▸ Quoted passage
= Frequency-hopping spread spectrum =

Radio signal transmission method

Frequency-hopping spread spectrum (FHSS) is a method of transmitting radio signals by rapidly changing the carrier frequency among many frequencies occupying a large spectral band. The changes are controlled by a code known to both transmitter and receiver. FHSS is used to avoid interference, to prevent eavesdropping, and to enable code-division multiple access (CDMA) communications.

The frequency band is divided into smaller sub-bands. Signals rapidly change ("hop") their carrier frequencies among the center frequencies of these sub-bands in a determined order. Interference at a specific frequency will affect the signal only during a short interval.

FHSS offers four main advantages over a fixed-frequency transmission:

1. FHSS signals are highly resistant to narrowband interference because the signal hops to a different frequency band.
2. Signals are difficult to intercept if the frequency-hopping pattern is not known.
3. Jamming is also difficult if the pattern is unknown; the signal can be jammed only for a single hopping period if the spreading sequence is unknown.
4. FHSS transmissions can share a frequency band with many types of conventional transmissions with minimal mutual interference. FHSS signals add minimal interference to narrowband communications, and vice versa.

== Usage ==

=== Military ===
Spread-spectrum signals are highly resistant to deliberate jamming unless the adversary has knowledge of the frequency-hopping pattern. Military radios generate the frequency-hopping pattern under the control of a secret Transmission Security Key (TRANSEC) that the sender and receiver share in advance. This key is generated by devices such as the KY-57 Speech Security Equipment. United States military radios that use frequency hopping include the JTIDS/MIDS family, the HAVE QUICK Aeronautical Mobile communications system, and the SINCGARS Combat Net Radio, Link-16.

=== Civilian ===
In the US, since the Federal Communications Commission (FCC) amended rules to allow FHSS systems in the unregulated 2.4 GHz band, many consumer devices in that band have employed various FHSS modes. eFCC CFR 47 part 15.247 covers the regulations in the US for 902–928 MHz, 2400–2483.5 MHz, and 5725–5850 MHz bands, and the requirements for frequency hopping.

Some walkie-talkies that employ FHSS technology have been developed for unlicensed use on the 900 MHz band. FHSS technology is also used in many hobby transmitters and receivers used for radio-controlled model cars, airplanes, and drones. A type of multiple access is achieved allowing hundreds of transmitter/receiver pairs to be operated simultaneously on the same band, in contrast to previous FM or AM radio-controlled systems that had limited simultaneous channels.

==Technical considerations==
The overall bandwidth required for frequency hopping is much wider than that required to transmit the same information using only one carrier frequency. But because transmission occurs only on a small portion of this bandwidth at any given time, the instantaneous interference bandwidth is really the same. While providing no extra protection against wideband thermal noise, the frequency-hopping approach reduces the degradation caused by narrowband interference sources.

One of the challenges of frequency-hopping systems is to synchronize the transmitter and receiver. One approach is to have a guarantee that the transmitter will use all the channels in a fixed period of time. The receiver can then find the transmitter by picking a random channel and listening for valid data on that channel. The transmitter's data is identified by a special sequence of data that is unlikely to occur over the segment of data for this channel, and the segment can also have a checksum for integrity checking and further identification. The transmitter and receiver can use fixed tables of frequency-hopping patterns, so that once synchronized they can maintain communication by following the table.

▸ Required tasks
[1] According to the frequency-hopping article, what device generates the Transmission Security Key?
[2] Edit the frequency-hopping article's passage starting with "4. FHSS transmissions" and going on through "and vice versa.", changing "conventional" to "traditional".
The records that come next are separate material, unrelated to the frequency-hopping article.

▸ Given information
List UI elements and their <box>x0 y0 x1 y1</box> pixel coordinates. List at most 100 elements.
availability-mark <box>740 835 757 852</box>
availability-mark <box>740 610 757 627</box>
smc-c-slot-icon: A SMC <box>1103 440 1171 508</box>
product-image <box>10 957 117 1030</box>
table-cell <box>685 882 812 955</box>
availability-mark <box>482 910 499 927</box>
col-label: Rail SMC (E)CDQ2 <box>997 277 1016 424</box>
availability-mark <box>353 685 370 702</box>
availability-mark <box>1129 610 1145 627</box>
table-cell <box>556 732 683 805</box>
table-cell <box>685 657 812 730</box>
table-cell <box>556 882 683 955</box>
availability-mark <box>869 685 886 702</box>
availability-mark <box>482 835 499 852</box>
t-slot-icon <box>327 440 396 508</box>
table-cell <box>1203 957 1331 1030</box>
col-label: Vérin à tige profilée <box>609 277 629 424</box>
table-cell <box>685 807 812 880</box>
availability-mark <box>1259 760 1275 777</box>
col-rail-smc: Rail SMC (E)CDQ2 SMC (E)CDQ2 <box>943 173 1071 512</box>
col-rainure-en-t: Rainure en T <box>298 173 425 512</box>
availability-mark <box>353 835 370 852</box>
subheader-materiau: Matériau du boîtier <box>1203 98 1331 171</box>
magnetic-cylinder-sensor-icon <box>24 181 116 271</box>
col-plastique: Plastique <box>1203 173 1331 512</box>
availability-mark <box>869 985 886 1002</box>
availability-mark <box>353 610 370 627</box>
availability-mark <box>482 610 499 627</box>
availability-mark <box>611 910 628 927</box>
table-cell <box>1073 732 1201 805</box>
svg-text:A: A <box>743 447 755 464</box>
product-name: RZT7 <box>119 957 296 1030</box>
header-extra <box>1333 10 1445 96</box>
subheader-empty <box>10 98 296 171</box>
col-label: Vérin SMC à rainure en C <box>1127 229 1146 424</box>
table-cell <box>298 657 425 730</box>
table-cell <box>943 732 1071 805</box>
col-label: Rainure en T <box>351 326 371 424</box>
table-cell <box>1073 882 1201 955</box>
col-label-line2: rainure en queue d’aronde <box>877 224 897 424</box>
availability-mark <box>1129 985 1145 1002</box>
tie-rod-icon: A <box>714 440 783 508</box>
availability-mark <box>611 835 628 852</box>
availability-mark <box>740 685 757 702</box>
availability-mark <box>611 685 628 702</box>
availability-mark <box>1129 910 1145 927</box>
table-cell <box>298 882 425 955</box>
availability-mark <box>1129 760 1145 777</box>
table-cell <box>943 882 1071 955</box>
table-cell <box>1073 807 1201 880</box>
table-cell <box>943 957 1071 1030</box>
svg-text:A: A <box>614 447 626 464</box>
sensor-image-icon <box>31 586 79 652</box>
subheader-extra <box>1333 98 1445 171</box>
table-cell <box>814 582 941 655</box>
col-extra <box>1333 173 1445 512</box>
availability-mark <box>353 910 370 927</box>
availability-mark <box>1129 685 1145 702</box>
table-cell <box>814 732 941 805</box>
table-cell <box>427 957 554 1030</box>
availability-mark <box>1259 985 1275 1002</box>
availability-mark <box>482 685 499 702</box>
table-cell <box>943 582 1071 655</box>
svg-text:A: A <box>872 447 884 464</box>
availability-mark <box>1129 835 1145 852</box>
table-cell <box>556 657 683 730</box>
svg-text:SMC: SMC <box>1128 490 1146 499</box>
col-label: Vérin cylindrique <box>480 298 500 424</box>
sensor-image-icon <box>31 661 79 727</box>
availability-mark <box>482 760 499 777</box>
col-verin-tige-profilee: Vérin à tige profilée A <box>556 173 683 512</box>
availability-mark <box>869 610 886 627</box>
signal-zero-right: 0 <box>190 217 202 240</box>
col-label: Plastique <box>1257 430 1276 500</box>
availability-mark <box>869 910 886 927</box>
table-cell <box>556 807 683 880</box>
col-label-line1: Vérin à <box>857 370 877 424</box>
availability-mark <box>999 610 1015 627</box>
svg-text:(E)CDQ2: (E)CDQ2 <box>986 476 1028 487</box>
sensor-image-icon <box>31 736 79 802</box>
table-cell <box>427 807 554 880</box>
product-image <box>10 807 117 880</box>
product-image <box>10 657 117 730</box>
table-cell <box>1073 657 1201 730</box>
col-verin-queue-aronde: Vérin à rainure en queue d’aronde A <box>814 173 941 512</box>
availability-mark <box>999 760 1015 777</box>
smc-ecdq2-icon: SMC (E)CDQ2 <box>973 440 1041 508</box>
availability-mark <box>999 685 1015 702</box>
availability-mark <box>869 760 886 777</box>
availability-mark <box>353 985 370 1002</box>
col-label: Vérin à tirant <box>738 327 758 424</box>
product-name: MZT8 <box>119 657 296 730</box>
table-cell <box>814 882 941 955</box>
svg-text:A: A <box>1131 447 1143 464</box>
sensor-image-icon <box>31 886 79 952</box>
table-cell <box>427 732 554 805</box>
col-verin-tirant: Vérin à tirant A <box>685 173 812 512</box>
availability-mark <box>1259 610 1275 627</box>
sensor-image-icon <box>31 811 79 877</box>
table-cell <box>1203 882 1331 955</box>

▸ Solutions to the tasks
[1] The KY-57 Speech Security Equipment.

[2]
4. FHSS transmissions can share a frequency band with many types of traditional transmissions with minimal mutual interference. FHSS signals add minimal interference to narrowband communications, and vice versa.